* **INFORMATION GIVEN**:
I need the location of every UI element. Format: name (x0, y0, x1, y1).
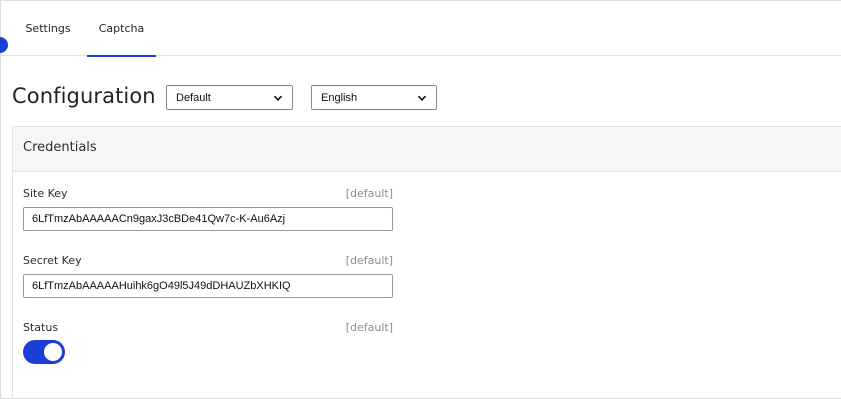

---

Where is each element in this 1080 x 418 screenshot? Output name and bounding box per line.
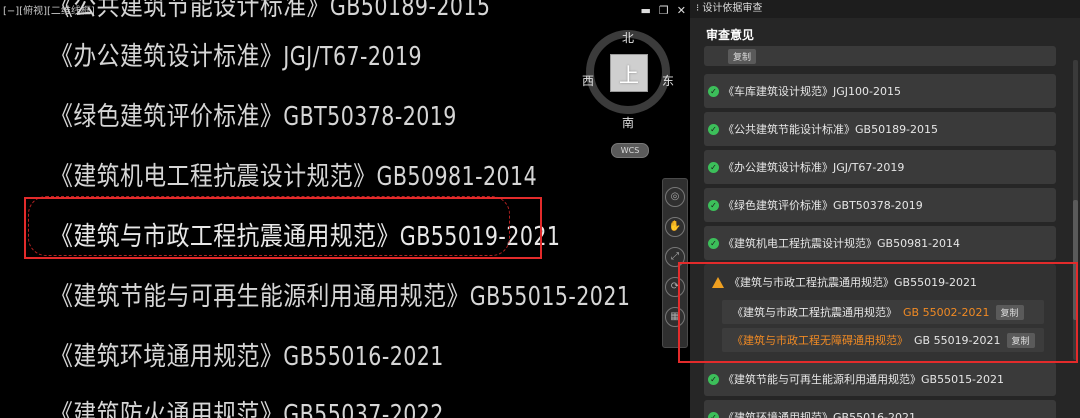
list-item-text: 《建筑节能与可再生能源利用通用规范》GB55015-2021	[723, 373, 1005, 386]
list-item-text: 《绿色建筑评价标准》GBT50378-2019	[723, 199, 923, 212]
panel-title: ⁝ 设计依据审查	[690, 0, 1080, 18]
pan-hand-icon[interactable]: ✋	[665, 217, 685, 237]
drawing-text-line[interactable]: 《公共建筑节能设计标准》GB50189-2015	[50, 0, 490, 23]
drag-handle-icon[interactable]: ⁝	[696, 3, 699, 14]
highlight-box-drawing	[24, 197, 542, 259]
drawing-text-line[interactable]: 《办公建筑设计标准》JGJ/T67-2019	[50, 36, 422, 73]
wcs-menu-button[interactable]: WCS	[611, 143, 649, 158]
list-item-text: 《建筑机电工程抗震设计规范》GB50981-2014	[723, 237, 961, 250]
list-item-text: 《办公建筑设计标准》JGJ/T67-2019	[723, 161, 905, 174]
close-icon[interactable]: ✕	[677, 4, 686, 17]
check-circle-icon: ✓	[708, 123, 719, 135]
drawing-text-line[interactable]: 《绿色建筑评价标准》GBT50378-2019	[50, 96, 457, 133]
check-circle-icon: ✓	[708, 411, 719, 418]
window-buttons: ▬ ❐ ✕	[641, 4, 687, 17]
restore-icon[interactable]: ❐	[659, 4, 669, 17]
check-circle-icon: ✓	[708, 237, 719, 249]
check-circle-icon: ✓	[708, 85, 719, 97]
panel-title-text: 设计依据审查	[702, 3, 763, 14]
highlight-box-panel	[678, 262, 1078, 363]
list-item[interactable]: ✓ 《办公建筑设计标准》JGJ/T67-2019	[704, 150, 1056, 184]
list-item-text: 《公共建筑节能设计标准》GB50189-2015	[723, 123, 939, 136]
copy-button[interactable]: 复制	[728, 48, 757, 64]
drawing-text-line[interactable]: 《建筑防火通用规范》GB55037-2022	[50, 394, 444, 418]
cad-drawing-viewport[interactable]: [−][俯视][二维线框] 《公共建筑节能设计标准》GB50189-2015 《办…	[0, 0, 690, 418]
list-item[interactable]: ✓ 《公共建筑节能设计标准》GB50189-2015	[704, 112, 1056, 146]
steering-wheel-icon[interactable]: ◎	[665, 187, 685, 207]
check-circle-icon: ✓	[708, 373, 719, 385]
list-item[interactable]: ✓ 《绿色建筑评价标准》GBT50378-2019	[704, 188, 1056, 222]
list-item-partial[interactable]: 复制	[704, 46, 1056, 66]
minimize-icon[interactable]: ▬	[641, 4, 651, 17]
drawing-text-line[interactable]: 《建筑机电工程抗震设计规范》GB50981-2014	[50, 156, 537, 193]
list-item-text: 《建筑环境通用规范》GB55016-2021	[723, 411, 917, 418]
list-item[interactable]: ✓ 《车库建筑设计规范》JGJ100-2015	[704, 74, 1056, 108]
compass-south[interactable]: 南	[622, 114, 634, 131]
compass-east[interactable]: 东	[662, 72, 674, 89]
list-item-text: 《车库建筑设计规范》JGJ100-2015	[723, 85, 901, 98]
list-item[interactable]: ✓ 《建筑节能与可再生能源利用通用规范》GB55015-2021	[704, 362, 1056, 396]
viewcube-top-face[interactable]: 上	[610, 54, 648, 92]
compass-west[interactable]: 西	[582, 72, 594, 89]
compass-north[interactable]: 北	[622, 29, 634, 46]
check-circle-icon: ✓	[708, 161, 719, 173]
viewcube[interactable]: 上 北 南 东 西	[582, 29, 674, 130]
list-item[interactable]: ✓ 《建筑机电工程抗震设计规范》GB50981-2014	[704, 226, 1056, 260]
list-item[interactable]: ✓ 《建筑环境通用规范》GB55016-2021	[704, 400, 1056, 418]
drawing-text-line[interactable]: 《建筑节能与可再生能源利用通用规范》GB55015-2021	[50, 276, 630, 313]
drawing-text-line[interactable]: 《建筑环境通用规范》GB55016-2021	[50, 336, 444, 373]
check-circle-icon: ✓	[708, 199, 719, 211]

...

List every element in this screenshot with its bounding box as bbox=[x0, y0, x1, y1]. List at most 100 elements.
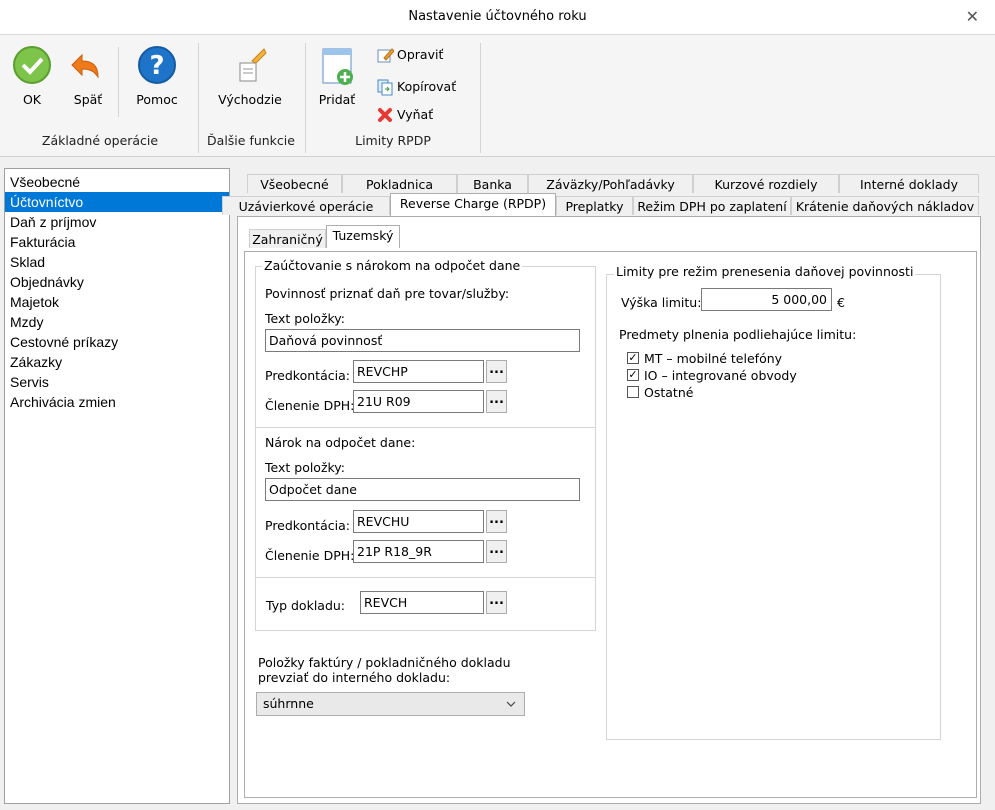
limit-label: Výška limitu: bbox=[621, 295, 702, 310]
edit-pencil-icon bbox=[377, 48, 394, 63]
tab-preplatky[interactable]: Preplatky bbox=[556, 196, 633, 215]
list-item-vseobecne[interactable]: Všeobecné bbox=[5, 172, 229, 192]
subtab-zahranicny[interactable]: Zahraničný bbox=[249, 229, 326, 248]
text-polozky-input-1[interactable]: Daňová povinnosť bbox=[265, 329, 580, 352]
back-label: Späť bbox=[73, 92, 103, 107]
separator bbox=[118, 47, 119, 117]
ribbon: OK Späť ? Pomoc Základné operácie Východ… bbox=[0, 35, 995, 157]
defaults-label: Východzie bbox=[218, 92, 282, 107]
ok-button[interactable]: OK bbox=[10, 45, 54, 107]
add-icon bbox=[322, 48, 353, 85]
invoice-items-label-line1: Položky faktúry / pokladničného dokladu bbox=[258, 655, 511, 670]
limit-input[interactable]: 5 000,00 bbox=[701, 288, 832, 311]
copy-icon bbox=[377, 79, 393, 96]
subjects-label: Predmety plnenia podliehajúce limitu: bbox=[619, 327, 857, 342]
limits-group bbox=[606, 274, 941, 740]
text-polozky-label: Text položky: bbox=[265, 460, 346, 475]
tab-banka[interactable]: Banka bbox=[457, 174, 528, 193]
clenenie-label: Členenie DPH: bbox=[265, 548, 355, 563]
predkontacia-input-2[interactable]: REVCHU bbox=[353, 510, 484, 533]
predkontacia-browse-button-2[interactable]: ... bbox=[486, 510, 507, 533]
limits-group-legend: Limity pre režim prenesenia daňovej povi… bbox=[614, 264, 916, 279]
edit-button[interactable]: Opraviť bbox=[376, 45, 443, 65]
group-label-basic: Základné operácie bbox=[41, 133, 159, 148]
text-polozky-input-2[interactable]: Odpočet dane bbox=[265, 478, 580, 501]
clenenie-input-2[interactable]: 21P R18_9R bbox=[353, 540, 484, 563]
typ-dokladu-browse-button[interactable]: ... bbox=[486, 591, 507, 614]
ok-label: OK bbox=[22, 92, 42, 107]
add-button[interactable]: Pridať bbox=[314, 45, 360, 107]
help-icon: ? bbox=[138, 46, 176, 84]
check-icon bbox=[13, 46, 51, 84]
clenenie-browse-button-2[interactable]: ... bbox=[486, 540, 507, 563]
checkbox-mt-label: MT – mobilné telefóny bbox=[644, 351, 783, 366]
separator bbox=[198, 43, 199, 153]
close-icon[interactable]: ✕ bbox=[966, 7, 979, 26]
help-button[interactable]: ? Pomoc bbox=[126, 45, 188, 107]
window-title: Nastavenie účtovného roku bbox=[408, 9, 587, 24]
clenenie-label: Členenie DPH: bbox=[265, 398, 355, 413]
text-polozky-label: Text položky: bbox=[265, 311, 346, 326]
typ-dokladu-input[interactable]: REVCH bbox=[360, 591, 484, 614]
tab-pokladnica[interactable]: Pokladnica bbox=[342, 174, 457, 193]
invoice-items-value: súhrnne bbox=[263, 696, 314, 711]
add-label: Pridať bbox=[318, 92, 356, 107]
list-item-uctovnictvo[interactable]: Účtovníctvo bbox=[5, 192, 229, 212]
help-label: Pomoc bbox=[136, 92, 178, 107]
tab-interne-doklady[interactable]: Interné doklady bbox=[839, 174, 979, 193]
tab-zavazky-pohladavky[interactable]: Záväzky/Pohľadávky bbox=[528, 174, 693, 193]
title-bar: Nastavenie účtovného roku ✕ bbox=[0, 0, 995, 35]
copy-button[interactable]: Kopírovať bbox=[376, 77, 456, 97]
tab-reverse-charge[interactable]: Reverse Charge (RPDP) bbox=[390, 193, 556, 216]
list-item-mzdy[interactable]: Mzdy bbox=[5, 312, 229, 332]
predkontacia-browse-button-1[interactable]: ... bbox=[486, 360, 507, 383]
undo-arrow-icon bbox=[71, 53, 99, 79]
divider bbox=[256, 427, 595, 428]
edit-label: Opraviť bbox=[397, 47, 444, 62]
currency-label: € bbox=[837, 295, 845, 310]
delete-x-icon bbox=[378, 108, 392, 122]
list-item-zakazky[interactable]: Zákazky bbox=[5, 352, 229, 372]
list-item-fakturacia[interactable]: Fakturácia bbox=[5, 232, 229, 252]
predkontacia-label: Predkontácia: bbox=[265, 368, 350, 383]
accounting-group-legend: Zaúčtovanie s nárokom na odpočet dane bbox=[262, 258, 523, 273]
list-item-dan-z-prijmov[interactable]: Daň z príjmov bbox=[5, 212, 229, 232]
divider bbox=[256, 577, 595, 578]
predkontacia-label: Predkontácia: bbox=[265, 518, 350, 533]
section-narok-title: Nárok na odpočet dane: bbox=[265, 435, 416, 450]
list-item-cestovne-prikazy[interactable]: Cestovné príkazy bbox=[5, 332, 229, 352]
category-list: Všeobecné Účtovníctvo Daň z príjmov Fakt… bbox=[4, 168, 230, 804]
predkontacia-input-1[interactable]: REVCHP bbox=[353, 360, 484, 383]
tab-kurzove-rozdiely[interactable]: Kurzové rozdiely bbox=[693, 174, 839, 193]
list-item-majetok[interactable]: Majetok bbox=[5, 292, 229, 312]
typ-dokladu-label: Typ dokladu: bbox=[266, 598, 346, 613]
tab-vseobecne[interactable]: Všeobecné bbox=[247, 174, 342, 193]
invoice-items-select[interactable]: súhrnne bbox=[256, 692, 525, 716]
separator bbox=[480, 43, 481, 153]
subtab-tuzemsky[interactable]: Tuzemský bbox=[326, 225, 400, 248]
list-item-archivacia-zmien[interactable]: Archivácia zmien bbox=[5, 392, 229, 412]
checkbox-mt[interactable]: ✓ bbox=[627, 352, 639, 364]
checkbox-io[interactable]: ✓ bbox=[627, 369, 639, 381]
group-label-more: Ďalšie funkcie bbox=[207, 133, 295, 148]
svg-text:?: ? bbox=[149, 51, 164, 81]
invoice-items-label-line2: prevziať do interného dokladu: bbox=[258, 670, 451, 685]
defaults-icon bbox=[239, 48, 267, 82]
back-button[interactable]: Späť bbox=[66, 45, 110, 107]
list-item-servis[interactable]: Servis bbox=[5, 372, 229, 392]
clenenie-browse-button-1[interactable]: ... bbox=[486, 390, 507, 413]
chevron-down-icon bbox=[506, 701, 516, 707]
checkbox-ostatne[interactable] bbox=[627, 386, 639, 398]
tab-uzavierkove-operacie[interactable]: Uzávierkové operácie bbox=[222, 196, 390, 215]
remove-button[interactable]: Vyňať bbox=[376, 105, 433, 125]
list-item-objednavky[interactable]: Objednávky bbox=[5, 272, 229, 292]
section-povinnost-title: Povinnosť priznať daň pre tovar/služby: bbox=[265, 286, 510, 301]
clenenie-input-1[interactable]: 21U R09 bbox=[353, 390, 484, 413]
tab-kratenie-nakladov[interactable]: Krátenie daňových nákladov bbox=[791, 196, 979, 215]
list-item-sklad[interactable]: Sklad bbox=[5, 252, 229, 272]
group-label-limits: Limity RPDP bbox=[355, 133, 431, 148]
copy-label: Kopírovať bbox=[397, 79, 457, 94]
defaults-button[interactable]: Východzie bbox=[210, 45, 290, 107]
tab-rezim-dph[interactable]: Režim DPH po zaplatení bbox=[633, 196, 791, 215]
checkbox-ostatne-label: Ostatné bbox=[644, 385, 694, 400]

* **REQUIRED WORK**: Lay out the entries starting at the line that contains "List every element" and ending at the line that contains "tab-preplatky[interactable]: Preplatky bbox=[556, 196, 633, 215]" as a Markdown table with the columns Row and Line, numbering each row and skipping blank lines. Leave the picture out.

* **OUTPUT OF THE EXERCISE**:
| Row | Line |
|---|---|
| 1 | List every element in this screenshot with its bounding box as bbox=[x0, y0, x1, y1]. List at most 100 elements. |
| 2 | limit-label: Výška limitu: bbox=[621, 295, 702, 310] |
| 3 | edit-pencil-icon bbox=[377, 48, 394, 63] |
| 4 | tab-preplatky[interactable]: Preplatky bbox=[556, 196, 633, 215] |